Structured figure records

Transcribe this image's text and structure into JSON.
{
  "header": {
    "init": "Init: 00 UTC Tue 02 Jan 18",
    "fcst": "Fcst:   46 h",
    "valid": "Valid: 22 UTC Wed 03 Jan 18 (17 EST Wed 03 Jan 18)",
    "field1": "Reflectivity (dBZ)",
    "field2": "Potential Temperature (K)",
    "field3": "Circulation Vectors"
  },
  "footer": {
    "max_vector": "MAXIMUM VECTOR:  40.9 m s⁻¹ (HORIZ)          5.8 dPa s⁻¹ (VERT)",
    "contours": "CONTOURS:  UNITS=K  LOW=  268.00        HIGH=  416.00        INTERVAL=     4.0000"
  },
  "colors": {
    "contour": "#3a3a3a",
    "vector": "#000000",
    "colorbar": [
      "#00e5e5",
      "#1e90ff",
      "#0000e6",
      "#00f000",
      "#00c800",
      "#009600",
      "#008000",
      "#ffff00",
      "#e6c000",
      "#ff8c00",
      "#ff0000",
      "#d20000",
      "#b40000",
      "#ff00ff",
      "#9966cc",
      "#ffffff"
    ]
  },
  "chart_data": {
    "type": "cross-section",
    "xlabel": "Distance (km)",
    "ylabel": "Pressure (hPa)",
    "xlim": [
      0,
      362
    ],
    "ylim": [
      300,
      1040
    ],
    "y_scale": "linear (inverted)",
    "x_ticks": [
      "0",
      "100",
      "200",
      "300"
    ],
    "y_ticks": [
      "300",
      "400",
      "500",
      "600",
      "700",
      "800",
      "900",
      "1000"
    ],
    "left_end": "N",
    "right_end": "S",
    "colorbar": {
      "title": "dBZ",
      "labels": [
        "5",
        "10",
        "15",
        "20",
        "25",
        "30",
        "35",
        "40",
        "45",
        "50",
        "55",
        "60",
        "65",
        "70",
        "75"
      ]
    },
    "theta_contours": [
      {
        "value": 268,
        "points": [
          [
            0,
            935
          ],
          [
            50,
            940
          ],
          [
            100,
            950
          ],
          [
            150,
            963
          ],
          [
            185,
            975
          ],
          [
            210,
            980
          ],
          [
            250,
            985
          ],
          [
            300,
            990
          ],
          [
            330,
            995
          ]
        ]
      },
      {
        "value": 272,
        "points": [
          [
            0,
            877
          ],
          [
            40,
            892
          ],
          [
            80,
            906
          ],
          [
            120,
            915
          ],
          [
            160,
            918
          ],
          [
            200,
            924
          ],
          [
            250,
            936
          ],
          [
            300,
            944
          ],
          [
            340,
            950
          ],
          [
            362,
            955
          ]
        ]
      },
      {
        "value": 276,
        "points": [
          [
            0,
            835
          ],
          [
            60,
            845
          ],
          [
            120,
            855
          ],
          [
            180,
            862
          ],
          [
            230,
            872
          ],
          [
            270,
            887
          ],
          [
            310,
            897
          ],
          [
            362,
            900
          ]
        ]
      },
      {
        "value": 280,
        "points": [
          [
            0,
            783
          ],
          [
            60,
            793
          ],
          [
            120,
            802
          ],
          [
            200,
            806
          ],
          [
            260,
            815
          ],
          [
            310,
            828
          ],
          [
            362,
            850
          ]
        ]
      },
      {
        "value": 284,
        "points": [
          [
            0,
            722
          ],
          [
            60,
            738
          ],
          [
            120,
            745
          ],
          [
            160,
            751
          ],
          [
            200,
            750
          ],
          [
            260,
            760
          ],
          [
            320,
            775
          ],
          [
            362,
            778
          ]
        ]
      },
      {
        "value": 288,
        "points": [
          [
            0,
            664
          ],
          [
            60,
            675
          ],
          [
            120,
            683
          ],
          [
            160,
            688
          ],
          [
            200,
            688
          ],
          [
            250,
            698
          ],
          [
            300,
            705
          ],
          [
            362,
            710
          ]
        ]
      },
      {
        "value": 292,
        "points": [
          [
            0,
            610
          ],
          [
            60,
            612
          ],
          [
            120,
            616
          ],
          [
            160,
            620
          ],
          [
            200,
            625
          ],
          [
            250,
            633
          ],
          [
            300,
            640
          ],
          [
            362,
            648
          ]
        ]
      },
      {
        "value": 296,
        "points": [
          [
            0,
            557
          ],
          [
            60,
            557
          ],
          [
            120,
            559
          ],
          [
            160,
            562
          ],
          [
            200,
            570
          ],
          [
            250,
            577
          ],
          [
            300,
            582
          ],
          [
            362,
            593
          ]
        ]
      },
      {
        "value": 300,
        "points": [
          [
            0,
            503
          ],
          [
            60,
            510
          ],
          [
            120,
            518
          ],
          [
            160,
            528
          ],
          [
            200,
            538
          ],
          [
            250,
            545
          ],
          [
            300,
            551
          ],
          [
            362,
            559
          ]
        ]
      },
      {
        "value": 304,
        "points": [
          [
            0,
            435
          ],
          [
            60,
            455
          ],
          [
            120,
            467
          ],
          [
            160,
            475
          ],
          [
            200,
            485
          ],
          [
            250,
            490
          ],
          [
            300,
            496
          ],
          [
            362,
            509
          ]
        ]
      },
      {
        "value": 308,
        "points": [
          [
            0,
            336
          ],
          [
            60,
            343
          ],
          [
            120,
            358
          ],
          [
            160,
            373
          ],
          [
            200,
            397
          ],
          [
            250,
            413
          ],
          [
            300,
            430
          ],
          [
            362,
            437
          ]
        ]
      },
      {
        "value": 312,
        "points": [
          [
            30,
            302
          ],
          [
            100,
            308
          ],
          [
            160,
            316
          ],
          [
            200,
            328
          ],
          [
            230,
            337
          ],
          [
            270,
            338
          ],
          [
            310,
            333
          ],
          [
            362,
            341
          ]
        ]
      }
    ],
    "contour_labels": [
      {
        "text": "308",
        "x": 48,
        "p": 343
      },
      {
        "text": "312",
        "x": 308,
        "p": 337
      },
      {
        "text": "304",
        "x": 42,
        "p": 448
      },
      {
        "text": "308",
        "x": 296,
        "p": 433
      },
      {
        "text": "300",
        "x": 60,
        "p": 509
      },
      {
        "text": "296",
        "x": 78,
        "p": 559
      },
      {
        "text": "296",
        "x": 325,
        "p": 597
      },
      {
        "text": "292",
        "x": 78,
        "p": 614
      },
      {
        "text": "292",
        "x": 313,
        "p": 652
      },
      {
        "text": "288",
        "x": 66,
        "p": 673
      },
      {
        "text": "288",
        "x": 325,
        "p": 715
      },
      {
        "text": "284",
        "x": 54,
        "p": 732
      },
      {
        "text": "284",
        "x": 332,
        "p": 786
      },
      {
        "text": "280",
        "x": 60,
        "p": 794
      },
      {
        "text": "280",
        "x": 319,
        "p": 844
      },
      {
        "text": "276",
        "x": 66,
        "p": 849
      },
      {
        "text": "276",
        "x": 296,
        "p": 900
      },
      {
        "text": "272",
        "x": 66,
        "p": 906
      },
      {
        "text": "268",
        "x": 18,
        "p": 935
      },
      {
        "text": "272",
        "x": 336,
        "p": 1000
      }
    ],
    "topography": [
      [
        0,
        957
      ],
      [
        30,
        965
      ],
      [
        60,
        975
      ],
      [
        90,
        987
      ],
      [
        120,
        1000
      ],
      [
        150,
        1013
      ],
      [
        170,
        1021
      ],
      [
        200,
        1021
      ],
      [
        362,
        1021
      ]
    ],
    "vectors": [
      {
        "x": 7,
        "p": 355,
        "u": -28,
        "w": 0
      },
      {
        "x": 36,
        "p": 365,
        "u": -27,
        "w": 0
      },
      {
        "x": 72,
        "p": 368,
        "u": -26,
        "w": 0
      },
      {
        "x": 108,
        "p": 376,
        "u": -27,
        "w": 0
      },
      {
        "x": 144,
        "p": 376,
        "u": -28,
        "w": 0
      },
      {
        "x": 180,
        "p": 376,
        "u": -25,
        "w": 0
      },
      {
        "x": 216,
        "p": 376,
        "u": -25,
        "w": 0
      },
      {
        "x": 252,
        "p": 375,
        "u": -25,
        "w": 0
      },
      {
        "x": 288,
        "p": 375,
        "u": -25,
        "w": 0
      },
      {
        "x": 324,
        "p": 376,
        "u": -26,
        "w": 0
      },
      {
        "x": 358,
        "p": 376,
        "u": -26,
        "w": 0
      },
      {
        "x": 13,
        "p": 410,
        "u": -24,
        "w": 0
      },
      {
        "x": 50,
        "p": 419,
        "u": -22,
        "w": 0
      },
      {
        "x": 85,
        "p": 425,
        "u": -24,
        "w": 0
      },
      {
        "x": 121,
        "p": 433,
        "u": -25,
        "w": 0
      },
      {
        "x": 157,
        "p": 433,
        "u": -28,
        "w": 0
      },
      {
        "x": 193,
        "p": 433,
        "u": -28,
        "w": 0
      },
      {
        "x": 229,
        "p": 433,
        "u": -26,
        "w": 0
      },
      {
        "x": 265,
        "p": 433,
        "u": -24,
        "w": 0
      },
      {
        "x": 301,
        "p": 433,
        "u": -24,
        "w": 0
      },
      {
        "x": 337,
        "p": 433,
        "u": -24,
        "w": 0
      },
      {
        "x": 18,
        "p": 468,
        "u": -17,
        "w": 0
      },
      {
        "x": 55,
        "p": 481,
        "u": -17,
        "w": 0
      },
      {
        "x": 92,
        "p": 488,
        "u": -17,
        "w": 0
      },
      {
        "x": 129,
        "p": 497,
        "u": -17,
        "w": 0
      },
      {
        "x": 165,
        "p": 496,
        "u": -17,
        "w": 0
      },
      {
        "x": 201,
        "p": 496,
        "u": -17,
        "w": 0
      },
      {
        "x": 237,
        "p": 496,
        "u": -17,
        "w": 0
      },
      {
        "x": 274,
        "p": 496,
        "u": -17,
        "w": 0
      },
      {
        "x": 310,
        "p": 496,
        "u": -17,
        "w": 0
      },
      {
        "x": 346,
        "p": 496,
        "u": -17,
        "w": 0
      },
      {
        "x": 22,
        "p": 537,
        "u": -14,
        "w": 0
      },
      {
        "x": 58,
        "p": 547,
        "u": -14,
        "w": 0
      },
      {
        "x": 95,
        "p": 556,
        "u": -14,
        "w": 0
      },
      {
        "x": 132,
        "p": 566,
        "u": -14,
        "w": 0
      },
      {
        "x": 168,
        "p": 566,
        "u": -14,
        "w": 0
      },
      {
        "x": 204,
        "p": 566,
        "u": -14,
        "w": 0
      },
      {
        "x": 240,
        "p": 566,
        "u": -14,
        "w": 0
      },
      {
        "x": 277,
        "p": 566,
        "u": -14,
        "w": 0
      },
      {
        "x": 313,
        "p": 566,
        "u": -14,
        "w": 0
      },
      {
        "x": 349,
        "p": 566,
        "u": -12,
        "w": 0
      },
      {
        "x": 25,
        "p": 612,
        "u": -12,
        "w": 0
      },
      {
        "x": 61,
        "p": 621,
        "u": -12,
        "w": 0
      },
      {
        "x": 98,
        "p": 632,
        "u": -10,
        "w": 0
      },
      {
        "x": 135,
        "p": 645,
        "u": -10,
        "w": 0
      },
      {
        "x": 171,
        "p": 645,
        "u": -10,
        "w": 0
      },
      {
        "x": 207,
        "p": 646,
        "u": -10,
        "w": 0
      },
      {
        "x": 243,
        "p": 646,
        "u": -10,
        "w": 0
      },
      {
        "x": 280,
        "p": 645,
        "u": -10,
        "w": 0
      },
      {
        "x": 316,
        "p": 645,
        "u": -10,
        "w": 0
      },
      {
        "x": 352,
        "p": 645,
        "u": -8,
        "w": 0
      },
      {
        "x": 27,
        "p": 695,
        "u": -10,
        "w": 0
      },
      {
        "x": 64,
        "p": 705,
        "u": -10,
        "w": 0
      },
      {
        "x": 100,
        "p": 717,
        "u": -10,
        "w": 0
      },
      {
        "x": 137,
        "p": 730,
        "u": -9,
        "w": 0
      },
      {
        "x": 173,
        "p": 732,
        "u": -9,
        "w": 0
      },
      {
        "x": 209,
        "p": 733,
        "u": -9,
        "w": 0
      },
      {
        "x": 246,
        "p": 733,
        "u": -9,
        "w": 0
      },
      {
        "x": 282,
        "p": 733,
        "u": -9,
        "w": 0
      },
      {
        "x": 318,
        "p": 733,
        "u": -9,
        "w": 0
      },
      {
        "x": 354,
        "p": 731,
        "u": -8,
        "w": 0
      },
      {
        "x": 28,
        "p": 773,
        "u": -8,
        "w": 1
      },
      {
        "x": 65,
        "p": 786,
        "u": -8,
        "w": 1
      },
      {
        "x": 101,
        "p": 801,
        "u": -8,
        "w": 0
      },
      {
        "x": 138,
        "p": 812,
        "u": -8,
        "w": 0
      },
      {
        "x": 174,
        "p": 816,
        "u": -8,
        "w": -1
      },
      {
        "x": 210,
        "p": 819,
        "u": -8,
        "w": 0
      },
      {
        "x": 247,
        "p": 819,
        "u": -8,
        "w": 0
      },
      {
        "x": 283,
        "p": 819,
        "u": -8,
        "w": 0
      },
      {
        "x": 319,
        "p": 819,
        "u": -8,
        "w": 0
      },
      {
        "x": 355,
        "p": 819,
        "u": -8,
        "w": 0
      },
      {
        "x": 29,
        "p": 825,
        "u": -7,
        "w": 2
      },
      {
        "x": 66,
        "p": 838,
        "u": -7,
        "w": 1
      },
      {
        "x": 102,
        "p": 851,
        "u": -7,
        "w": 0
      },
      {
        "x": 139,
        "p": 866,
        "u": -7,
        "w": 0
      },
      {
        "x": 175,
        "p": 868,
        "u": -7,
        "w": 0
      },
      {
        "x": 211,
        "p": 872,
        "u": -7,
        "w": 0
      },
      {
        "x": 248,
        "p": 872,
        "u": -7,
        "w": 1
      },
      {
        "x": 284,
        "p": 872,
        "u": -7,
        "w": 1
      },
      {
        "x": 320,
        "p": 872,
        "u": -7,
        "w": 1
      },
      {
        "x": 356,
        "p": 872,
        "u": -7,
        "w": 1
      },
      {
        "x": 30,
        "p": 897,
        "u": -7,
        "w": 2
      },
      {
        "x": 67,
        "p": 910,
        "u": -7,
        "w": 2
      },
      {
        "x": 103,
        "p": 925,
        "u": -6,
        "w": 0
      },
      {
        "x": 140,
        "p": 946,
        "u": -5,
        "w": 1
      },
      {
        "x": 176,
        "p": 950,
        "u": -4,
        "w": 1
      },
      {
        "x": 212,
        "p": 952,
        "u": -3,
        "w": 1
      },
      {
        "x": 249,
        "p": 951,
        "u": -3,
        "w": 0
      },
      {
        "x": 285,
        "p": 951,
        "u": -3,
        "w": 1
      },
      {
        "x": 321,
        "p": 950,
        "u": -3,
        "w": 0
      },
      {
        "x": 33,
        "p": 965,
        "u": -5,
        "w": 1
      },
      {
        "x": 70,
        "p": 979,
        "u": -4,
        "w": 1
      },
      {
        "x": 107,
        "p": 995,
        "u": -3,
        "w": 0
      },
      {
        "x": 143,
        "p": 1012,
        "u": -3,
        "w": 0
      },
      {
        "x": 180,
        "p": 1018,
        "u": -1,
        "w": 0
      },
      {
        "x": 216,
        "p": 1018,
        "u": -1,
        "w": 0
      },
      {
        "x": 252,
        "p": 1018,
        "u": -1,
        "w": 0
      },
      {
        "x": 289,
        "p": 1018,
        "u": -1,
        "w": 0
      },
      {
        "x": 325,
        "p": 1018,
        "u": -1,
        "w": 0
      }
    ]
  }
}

Task statement :: Every line in the data above that contains "value" needs to be copied.

Answer ::
        "value": 268,
        "value": 272,
        "value": 276,
        "value": 280,
        "value": 284,
        "value": 288,
        "value": 292,
        "value": 296,
        "value": 300,
        "value": 304,
        "value": 308,
        "value": 312,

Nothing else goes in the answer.